Data to process -
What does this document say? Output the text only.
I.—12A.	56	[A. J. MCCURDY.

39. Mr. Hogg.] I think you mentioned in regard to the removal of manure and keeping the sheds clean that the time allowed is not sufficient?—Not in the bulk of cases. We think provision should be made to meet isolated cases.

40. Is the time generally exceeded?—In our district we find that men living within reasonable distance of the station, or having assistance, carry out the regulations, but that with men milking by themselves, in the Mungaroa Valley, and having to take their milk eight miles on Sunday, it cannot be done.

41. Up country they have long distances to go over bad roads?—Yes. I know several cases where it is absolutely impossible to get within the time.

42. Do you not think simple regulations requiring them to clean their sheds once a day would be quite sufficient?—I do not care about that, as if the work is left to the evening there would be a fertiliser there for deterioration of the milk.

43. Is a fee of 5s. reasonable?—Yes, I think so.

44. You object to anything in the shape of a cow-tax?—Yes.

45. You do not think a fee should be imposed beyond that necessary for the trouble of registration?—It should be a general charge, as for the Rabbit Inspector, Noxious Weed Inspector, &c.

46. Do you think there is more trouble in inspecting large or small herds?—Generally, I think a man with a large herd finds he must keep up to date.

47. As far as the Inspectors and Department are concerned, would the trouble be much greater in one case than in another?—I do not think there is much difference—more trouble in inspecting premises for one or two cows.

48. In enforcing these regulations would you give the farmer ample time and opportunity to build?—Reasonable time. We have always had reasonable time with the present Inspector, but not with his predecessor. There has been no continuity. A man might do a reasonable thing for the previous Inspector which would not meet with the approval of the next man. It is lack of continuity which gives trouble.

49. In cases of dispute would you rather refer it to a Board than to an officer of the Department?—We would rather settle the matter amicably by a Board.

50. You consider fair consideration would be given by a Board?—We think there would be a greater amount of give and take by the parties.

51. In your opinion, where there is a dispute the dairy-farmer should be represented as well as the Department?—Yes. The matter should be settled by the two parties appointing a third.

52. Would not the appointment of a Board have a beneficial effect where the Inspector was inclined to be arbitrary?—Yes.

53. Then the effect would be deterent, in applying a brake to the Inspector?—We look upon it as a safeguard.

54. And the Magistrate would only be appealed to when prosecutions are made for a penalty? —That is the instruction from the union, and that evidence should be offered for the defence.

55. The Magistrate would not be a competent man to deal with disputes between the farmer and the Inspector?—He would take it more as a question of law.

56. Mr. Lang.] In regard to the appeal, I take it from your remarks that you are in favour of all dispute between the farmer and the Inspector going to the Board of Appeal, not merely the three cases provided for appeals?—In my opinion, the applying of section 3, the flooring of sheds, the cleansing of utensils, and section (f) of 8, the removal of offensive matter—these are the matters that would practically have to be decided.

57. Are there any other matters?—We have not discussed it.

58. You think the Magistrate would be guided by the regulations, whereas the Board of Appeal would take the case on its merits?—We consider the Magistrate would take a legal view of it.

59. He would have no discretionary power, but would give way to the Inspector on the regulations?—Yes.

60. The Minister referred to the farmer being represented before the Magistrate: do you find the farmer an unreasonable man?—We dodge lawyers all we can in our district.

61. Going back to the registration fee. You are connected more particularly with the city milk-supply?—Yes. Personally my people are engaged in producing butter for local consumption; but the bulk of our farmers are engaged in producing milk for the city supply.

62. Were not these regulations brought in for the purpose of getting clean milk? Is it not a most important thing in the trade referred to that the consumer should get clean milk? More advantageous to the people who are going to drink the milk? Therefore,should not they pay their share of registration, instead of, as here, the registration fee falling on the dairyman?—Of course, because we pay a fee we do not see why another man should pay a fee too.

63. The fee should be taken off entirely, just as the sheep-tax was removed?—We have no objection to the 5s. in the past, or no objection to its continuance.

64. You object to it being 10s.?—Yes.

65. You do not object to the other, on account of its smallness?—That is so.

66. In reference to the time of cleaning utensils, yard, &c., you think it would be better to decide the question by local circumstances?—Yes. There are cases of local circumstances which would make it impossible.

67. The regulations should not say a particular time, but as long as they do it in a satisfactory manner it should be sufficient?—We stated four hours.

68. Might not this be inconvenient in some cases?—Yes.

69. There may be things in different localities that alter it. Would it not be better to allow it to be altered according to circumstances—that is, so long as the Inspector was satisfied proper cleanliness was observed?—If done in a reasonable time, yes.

Given exercise -
Using the listing, copy every line where the word "question" shows up.

Complete output -
55. The Magistrate would not be a competent man to deal with disputes between the farmer and the Inspector?—He would take it more as a question of law.
66. In reference to the time of cleaning utensils, yard, &c., you think it would be better to decide the question by local circumstances?—Yes. There are cases of local circumstances which would make it impossible.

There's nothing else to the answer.